Each entry needs to be restated exactly as written.

*** Opening Dataset records ***

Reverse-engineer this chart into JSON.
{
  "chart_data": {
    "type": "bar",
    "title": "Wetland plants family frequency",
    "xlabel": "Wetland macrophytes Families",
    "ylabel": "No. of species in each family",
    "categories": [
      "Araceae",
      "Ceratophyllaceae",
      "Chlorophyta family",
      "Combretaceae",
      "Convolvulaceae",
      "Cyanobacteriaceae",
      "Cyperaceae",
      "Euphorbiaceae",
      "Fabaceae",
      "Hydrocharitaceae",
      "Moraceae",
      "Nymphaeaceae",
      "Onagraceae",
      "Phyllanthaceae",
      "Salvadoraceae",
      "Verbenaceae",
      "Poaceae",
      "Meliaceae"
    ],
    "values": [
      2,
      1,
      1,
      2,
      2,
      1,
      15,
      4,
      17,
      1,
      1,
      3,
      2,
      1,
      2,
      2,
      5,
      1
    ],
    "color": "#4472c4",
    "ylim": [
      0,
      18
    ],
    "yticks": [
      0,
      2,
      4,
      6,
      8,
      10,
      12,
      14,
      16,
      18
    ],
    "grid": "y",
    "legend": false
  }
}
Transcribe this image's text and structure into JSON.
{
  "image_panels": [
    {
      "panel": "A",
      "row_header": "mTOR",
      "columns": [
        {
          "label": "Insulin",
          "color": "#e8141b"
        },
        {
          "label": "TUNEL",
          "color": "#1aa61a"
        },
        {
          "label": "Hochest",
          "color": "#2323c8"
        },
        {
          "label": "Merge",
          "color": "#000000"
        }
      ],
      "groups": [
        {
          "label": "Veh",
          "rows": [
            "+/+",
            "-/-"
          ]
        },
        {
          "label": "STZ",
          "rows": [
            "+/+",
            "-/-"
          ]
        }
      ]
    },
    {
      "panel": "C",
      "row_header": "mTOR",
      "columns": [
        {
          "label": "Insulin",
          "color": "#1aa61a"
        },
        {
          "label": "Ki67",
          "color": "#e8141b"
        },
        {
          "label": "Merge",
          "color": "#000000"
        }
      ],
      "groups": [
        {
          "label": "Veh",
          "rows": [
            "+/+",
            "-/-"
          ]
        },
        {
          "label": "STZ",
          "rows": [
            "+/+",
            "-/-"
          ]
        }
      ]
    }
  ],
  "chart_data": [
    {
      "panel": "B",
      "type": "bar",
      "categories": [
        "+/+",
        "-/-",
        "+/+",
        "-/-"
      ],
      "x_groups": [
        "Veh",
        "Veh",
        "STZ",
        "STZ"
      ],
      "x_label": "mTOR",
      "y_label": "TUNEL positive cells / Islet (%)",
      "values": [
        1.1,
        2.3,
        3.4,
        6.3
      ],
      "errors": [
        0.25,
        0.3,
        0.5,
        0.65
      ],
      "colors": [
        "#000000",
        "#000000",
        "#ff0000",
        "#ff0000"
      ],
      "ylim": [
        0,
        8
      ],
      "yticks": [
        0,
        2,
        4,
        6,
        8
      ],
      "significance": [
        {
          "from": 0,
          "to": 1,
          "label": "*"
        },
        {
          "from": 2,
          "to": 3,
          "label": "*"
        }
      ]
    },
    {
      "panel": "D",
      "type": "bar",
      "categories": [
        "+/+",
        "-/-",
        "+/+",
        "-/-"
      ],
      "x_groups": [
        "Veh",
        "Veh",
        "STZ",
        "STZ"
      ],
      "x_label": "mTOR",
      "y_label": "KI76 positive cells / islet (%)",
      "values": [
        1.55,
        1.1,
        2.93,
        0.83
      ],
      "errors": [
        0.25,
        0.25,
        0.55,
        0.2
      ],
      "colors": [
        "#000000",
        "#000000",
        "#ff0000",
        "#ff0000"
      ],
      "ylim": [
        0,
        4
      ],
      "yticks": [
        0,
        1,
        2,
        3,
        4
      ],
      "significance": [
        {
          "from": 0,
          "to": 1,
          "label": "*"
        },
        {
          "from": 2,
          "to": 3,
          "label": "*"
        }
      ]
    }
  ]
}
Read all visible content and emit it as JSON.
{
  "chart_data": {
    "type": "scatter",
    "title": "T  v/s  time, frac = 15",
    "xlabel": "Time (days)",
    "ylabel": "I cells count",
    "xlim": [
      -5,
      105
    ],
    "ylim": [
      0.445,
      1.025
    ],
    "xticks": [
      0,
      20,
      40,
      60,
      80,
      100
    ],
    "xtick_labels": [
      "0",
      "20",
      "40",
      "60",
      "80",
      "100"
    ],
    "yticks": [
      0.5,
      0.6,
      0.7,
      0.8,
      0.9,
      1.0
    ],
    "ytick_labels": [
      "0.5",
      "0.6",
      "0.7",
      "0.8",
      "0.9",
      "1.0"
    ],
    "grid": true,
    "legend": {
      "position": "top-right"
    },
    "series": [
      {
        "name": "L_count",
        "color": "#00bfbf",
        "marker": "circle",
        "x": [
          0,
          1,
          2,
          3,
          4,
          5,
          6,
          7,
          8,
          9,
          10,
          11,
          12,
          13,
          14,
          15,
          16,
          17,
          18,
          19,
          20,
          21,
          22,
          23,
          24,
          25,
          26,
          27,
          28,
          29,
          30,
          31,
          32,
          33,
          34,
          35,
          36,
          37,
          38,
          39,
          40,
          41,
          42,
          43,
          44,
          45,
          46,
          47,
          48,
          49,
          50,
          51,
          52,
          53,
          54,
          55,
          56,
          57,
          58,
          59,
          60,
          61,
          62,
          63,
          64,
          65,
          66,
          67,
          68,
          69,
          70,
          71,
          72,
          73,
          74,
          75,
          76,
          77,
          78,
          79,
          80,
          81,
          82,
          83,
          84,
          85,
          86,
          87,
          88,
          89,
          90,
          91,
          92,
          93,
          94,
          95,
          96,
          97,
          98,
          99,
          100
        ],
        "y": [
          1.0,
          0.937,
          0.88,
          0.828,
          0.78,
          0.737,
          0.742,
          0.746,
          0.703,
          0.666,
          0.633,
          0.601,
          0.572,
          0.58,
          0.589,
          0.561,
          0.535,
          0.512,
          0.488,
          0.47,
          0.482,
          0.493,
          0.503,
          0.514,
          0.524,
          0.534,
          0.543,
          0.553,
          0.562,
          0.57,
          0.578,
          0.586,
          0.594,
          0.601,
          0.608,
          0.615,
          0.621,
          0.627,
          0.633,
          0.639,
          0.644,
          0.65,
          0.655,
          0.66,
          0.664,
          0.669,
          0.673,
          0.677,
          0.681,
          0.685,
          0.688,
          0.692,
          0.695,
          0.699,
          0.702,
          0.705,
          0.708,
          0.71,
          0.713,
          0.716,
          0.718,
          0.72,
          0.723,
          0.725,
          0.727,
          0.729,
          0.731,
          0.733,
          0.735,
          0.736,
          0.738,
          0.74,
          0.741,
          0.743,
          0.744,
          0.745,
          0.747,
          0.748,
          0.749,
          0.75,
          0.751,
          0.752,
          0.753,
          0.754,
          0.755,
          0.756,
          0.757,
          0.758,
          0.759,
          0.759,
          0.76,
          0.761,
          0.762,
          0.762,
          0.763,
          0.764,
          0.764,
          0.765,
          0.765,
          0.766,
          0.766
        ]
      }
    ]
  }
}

*** Closing Dataset records ***

▸ Written answer:
Reverse-engineer this chart into JSON.
{
  "chart_data": {
    "type": "bar",
    "title": "Wetland plants family frequency",
    "xlabel": "Wetland macrophytes Families",
    "ylabel": "No. of species in each family",
    "categories": [
      "Araceae",
      "Ceratophyllaceae",
      "Chlorophyta family",
      "Combretaceae",
      "Convolvulaceae",
      "Cyanobacteriaceae",
      "Cyperaceae",
      "Euphorbiaceae",
      "Fabaceae",
      "Hydrocharitaceae",
      "Moraceae",
      "Nymphaeaceae",
      "Onagraceae",
      "Phyllanthaceae",
      "Salvadoraceae",
      "Verbenaceae",
      "Poaceae",
      "Meliaceae"
    ],
    "values": [
      2,
      1,
      1,
      2,
      2,
      1,
      15,
      4,
      17,
      1,
      1,
      3,
      2,
      1,
      2,
      2,
      5,
      1
    ],
    "color": "#4472c4",
    "ylim": [
      0,
      18
    ],
    "yticks": [
      0,
      2,
      4,
      6,
      8,
      10,
      12,
      14,
      16,
      18
    ],
    "grid": "y",
    "legend": false
  }
}
Transcribe this image's text and structure into JSON.
{
  "image_panels": [
    {
      "panel": "A",
      "row_header": "mTOR",
      "columns": [
        {
          "label": "Insulin",
          "color": "#e8141b"
        },
        {
          "label": "TUNEL",
          "color": "#1aa61a"
        },
        {
          "label": "Hochest",
          "color": "#2323c8"
        },
        {
          "label": "Merge",
          "color": "#000000"
        }
      ],
      "groups": [
        {
          "label": "Veh",
          "rows": [
            "+/+",
            "-/-"
          ]
        },
        {
          "label": "STZ",
          "rows": [
            "+/+",
            "-/-"
          ]
        }
      ]
    },
    {
      "panel": "C",
      "row_header": "mTOR",
      "columns": [
        {
          "label": "Insulin",
          "color": "#1aa61a"
        },
        {
          "label": "Ki67",
          "color": "#e8141b"
        },
        {
          "label": "Merge",
          "color": "#000000"
        }
      ],
      "groups": [
        {
          "label": "Veh",
          "rows": [
            "+/+",
            "-/-"
          ]
        },
        {
          "label": "STZ",
          "rows": [
            "+/+",
            "-/-"
          ]
        }
      ]
    }
  ],
  "chart_data": [
    {
      "panel": "B",
      "type": "bar",
      "categories": [
        "+/+",
        "-/-",
        "+/+",
        "-/-"
      ],
      "x_groups": [
        "Veh",
        "Veh",
        "STZ",
        "STZ"
      ],
      "x_label": "mTOR",
      "y_label": "TUNEL positive cells / Islet (%)",
      "values": [
        1.1,
        2.3,
        3.4,
        6.3
      ],
      "errors": [
        0.25,
        0.3,
        0.5,
        0.65
      ],
      "colors": [
        "#000000",
        "#000000",
        "#ff0000",
        "#ff0000"
      ],
      "ylim": [
        0,
        8
      ],
      "yticks": [
        0,
        2,
        4,
        6,
        8
      ],
      "significance": [
        {
          "from": 0,
          "to": 1,
          "label": "*"
        },
        {
          "from": 2,
          "to": 3,
          "label": "*"
        }
      ]
    },
    {
      "panel": "D",
      "type": "bar",
      "categories": [
        "+/+",
        "-/-",
        "+/+",
        "-/-"
      ],
      "x_groups": [
        "Veh",
        "Veh",
        "STZ",
        "STZ"
      ],
      "x_label": "mTOR",
      "y_label": "KI76 positive cells / islet (%)",
      "values": [
        1.55,
        1.1,
        2.93,
        0.83
      ],
      "errors": [
        0.25,
        0.25,
        0.55,
        0.2
      ],
      "colors": [
        "#000000",
        "#000000",
        "#ff0000",
        "#ff0000"
      ],
      "ylim": [
        0,
        4
      ],
      "yticks": [
        0,
        1,
        2,
        3,
        4
      ],
      "significance": [
        {
          "from": 0,
          "to": 1,
          "label": "*"
        },
        {
          "from": 2,
          "to": 3,
          "label": "*"
        }
      ]
    }
  ]
}
Read all visible content and emit it as JSON.
{
  "chart_data": {
    "type": "scatter",
    "title": "T  v/s  time, frac = 15",
    "xlabel": "Time (days)",
    "ylabel": "I cells count",
    "xlim": [
      -5,
      105
    ],
    "ylim": [
      0.445,
      1.025
    ],
    "xticks": [
      0,
      20,
      40,
      60,
      80,
      100
    ],
    "xtick_labels": [
      "0",
      "20",
      "40",
      "60",
      "80",
      "100"
    ],
    "yticks": [
      0.5,
      0.6,
      0.7,
      0.8,
      0.9,
      1.0
    ],
    "ytick_labels": [
      "0.5",
      "0.6",
      "0.7",
      "0.8",
      "0.9",
      "1.0"
    ],
    "grid": true,
    "legend": {
      "position": "top-right"
    },
    "series": [
      {
        "name": "L_count",
        "color": "#00bfbf",
        "marker": "circle",
        "x": [
          0,
          1,
          2,
          3,
          4,
          5,
          6,
          7,
          8,
          9,
          10,
          11,
          12,
          13,
          14,
          15,
          16,
          17,
          18,
          19,
          20,
          21,
          22,
          23,
          24,
          25,
          26,
          27,
          28,
          29,
          30,
          31,
          32,
          33,
          34,
          35,
          36,
          37,
          38,
          39,
          40,
          41,
          42,
          43,
          44,
          45,
          46,
          47,
          48,
          49,
          50,
          51,
          52,
          53,
          54,
          55,
          56,
          57,
          58,
          59,
          60,
          61,
          62,
          63,
          64,
          65,
          66,
          67,
          68,
          69,
          70,
          71,
          72,
          73,
          74,
          75,
          76,
          77,
          78,
          79,
          80,
          81,
          82,
          83,
          84,
          85,
          86,
          87,
          88,
          89,
          90,
          91,
          92,
          93,
          94,
          95,
          96,
          97,
          98,
          99,
          100
        ],
        "y": [
          1.0,
          0.937,
          0.88,
          0.828,
          0.78,
          0.737,
          0.742,
          0.746,
          0.703,
          0.666,
          0.633,
          0.601,
          0.572,
          0.58,
          0.589,
          0.561,
          0.535,
          0.512,
          0.488,
          0.47,
          0.482,
          0.493,
          0.503,
          0.514,
          0.524,
          0.534,
          0.543,
          0.553,
          0.562,
          0.57,
          0.578,
          0.586,
          0.594,
          0.601,
          0.608,
          0.615,
          0.621,
          0.627,
          0.633,
          0.639,
          0.644,
          0.65,
          0.655,
          0.66,
          0.664,
          0.669,
          0.673,
          0.677,
          0.681,
          0.685,
          0.688,
          0.692,
          0.695,
          0.699,
          0.702,
          0.705,
          0.708,
          0.71,
          0.713,
          0.716,
          0.718,
          0.72,
          0.723,
          0.725,
          0.727,
          0.729,
          0.731,
          0.733,
          0.735,
          0.736,
          0.738,
          0.74,
          0.741,
          0.743,
          0.744,
          0.745,
          0.747,
          0.748,
          0.749,
          0.75,
          0.751,
          0.752,
          0.753,
          0.754,
          0.755,
          0.756,
          0.757,
          0.758,
          0.759,
          0.759,
          0.76,
          0.761,
          0.762,
          0.762,
          0.763,
          0.764,
          0.764,
          0.765,
          0.765,
          0.766,
          0.766
        ]
      }
    ]
  }
}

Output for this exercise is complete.